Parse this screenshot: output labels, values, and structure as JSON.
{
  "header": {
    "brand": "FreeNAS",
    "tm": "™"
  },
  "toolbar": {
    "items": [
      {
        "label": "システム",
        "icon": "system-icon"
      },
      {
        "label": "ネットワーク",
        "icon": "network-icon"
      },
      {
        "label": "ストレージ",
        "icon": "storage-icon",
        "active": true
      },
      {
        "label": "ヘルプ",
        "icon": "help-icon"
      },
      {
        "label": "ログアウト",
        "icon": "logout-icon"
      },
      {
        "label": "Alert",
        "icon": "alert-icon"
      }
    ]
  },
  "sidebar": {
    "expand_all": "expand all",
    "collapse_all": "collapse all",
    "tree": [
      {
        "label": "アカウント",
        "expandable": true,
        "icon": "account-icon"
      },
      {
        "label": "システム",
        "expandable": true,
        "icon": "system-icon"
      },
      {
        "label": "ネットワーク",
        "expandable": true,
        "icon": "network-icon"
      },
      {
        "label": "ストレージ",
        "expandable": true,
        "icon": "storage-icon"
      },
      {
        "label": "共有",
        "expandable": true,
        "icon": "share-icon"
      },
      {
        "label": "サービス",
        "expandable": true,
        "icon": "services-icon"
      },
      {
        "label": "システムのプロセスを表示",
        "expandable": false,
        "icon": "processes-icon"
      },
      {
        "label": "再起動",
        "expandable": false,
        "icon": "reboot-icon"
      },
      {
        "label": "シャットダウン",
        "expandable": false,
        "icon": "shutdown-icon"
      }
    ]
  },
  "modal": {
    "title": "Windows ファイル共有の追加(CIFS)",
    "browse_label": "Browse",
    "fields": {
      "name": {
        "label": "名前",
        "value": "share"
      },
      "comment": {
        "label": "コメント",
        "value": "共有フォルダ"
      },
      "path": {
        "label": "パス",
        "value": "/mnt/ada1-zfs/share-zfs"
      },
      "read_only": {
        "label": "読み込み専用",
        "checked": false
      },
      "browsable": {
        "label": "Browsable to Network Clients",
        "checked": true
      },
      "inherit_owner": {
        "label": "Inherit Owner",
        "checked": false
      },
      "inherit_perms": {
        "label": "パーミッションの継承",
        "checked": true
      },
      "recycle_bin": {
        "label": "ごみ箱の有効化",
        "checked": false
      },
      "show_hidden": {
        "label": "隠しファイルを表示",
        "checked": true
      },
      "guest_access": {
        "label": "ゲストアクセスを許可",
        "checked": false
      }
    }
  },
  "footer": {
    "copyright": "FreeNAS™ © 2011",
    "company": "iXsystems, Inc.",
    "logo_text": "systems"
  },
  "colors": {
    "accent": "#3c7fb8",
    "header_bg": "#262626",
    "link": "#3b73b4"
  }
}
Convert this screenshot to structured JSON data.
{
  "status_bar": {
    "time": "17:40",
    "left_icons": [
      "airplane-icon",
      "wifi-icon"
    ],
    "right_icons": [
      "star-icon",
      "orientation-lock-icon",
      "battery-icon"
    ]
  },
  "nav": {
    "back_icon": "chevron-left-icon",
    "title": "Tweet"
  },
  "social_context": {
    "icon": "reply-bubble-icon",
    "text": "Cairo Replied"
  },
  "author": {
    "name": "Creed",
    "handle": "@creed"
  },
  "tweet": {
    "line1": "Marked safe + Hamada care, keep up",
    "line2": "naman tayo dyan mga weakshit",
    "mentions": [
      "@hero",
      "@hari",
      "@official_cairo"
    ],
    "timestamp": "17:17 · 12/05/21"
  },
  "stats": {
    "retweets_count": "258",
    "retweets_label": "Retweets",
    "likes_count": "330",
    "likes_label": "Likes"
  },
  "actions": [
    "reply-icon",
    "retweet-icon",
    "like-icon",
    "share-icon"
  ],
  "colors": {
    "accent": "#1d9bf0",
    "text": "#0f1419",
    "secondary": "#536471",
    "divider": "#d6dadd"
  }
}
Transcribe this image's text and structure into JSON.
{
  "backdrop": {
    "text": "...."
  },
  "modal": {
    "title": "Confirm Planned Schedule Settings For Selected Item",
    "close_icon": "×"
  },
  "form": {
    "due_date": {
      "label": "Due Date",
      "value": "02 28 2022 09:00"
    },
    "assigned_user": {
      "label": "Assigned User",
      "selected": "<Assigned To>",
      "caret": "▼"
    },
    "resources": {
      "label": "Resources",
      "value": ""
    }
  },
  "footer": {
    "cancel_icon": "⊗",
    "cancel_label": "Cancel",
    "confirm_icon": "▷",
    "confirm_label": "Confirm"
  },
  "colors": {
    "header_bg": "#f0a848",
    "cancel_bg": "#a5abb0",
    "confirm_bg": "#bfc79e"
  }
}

━━━━━━━━━━━━━━━━

* [YOUR INSTRUCTIONS]: Write every line of the material above again, exactly.

* [ANSWER TO THIS TASK]:
Parse this screenshot: output labels, values, and structure as JSON.
{
  "header": {
    "brand": "FreeNAS",
    "tm": "™"
  },
  "toolbar": {
    "items": [
      {
        "label": "システム",
        "icon": "system-icon"
      },
      {
        "label": "ネットワーク",
        "icon": "network-icon"
      },
      {
        "label": "ストレージ",
        "icon": "storage-icon",
        "active": true
      },
      {
        "label": "ヘルプ",
        "icon": "help-icon"
      },
      {
        "label": "ログアウト",
        "icon": "logout-icon"
      },
      {
        "label": "Alert",
        "icon": "alert-icon"
      }
    ]
  },
  "sidebar": {
    "expand_all": "expand all",
    "collapse_all": "collapse all",
    "tree": [
      {
        "label": "アカウント",
        "expandable": true,
        "icon": "account-icon"
      },
      {
        "label": "システム",
        "expandable": true,
        "icon": "system-icon"
      },
      {
        "label": "ネットワーク",
        "expandable": true,
        "icon": "network-icon"
      },
      {
        "label": "ストレージ",
        "expandable": true,
        "icon": "storage-icon"
      },
      {
        "label": "共有",
        "expandable": true,
        "icon": "share-icon"
      },
      {
        "label": "サービス",
        "expandable": true,
        "icon": "services-icon"
      },
      {
        "label": "システムのプロセスを表示",
        "expandable": false,
        "icon": "processes-icon"
      },
      {
        "label": "再起動",
        "expandable": false,
        "icon": "reboot-icon"
      },
      {
        "label": "シャットダウン",
        "expandable": false,
        "icon": "shutdown-icon"
      }
    ]
  },
  "modal": {
    "title": "Windows ファイル共有の追加(CIFS)",
    "browse_label": "Browse",
    "fields": {
      "name": {
        "label": "名前",
        "value": "share"
      },
      "comment": {
        "label": "コメント",
        "value": "共有フォルダ"
      },
      "path": {
        "label": "パス",
        "value": "/mnt/ada1-zfs/share-zfs"
      },
      "read_only": {
        "label": "読み込み専用",
        "checked": false
      },
      "browsable": {
        "label": "Browsable to Network Clients",
        "checked": true
      },
      "inherit_owner": {
        "label": "Inherit Owner",
        "checked": false
      },
      "inherit_perms": {
        "label": "パーミッションの継承",
        "checked": true
      },
      "recycle_bin": {
        "label": "ごみ箱の有効化",
        "checked": false
      },
      "show_hidden": {
        "label": "隠しファイルを表示",
        "checked": true
      },
      "guest_access": {
        "label": "ゲストアクセスを許可",
        "checked": false
      }
    }
  },
  "footer": {
    "copyright": "FreeNAS™ © 2011",
    "company": "iXsystems, Inc.",
    "logo_text": "systems"
  },
  "colors": {
    "accent": "#3c7fb8",
    "header_bg": "#262626",
    "link": "#3b73b4"
  }
}
Convert this screenshot to structured JSON data.
{
  "status_bar": {
    "time": "17:40",
    "left_icons": [
      "airplane-icon",
      "wifi-icon"
    ],
    "right_icons": [
      "star-icon",
      "orientation-lock-icon",
      "battery-icon"
    ]
  },
  "nav": {
    "back_icon": "chevron-left-icon",
    "title": "Tweet"
  },
  "social_context": {
    "icon": "reply-bubble-icon",
    "text": "Cairo Replied"
  },
  "author": {
    "name": "Creed",
    "handle": "@creed"
  },
  "tweet": {
    "line1": "Marked safe + Hamada care, keep up",
    "line2": "naman tayo dyan mga weakshit",
    "mentions": [
      "@hero",
      "@hari",
      "@official_cairo"
    ],
    "timestamp": "17:17 · 12/05/21"
  },
  "stats": {
    "retweets_count": "258",
    "retweets_label": "Retweets",
    "likes_count": "330",
    "likes_label": "Likes"
  },
  "actions": [
    "reply-icon",
    "retweet-icon",
    "like-icon",
    "share-icon"
  ],
  "colors": {
    "accent": "#1d9bf0",
    "text": "#0f1419",
    "secondary": "#536471",
    "divider": "#d6dadd"
  }
}
Transcribe this image's text and structure into JSON.
{
  "backdrop": {
    "text": "...."
  },
  "modal": {
    "title": "Confirm Planned Schedule Settings For Selected Item",
    "close_icon": "×"
  },
  "form": {
    "due_date": {
      "label": "Due Date",
      "value": "02 28 2022 09:00"
    },
    "assigned_user": {
      "label": "Assigned User",
      "selected": "<Assigned To>",
      "caret": "▼"
    },
    "resources": {
      "label": "Resources",
      "value": ""
    }
  },
  "footer": {
    "cancel_icon": "⊗",
    "cancel_label": "Cancel",
    "confirm_icon": "▷",
    "confirm_label": "Confirm"
  },
  "colors": {
    "header_bg": "#f0a848",
    "cancel_bg": "#a5abb0",
    "confirm_bg": "#bfc79e"
  }
}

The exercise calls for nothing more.